■ **Instructions to follow**
Examine each line of the data. Copy those that contain the string "values".

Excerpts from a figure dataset

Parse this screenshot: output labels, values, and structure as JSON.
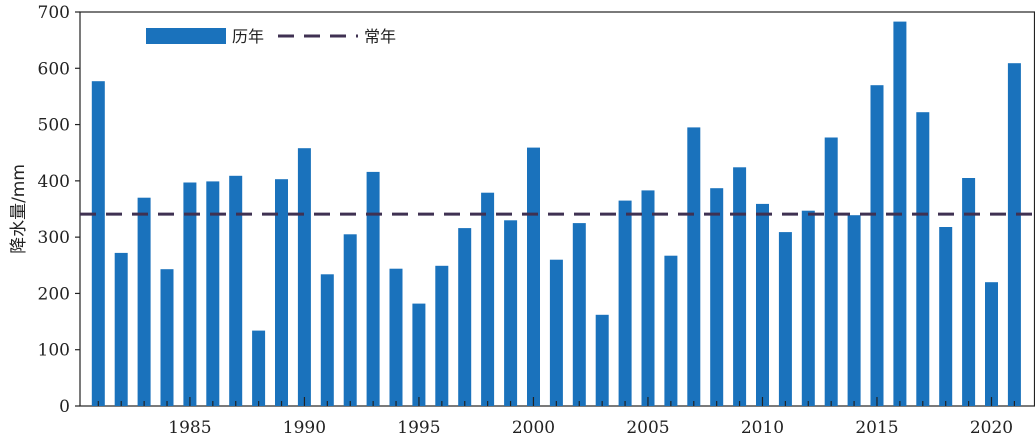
{
  "chart_data": {
    "type": "bar",
    "title": "",
    "xlabel": "",
    "ylabel": "降水量/mm",
    "ylim": [
      0,
      700
    ],
    "xlim": [
      1980.2,
      2021.9
    ],
    "yticks": [
      0,
      100,
      200,
      300,
      400,
      500,
      600,
      700
    ],
    "xticks": [
      1985,
      1990,
      1995,
      2000,
      2005,
      2010,
      2015,
      2020
    ],
    "grid": false,
    "legend_position": "top-left",
    "colors": {
      "bar": "#1a72bc",
      "baseline": "#3f3152",
      "axis": "#222222"
    },
    "series": [
      {
        "name": "历年",
        "x": [
          1981,
          1982,
          1983,
          1984,
          1985,
          1986,
          1987,
          1988,
          1989,
          1990,
          1991,
          1992,
          1993,
          1994,
          1995,
          1996,
          1997,
          1998,
          1999,
          2000,
          2001,
          2002,
          2003,
          2004,
          2005,
          2006,
          2007,
          2008,
          2009,
          2010,
          2011,
          2012,
          2013,
          2014,
          2015,
          2016,
          2017,
          2018,
          2019,
          2020,
          2021
        ],
        "values": [
          577,
          272,
          370,
          243,
          397,
          399,
          409,
          134,
          403,
          458,
          234,
          305,
          416,
          244,
          182,
          249,
          316,
          379,
          330,
          459,
          260,
          325,
          162,
          365,
          383,
          267,
          495,
          387,
          424,
          359,
          309,
          347,
          477,
          339,
          570,
          683,
          522,
          318,
          405,
          220,
          609
        ]
      },
      {
        "name": "常年",
        "type": "line",
        "style": "dashed",
        "value": 341
      }
    ]
  }
}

■ **Answer to this problem**
Parse this screenshot: output labels, values, and structure as JSON.
        "values": [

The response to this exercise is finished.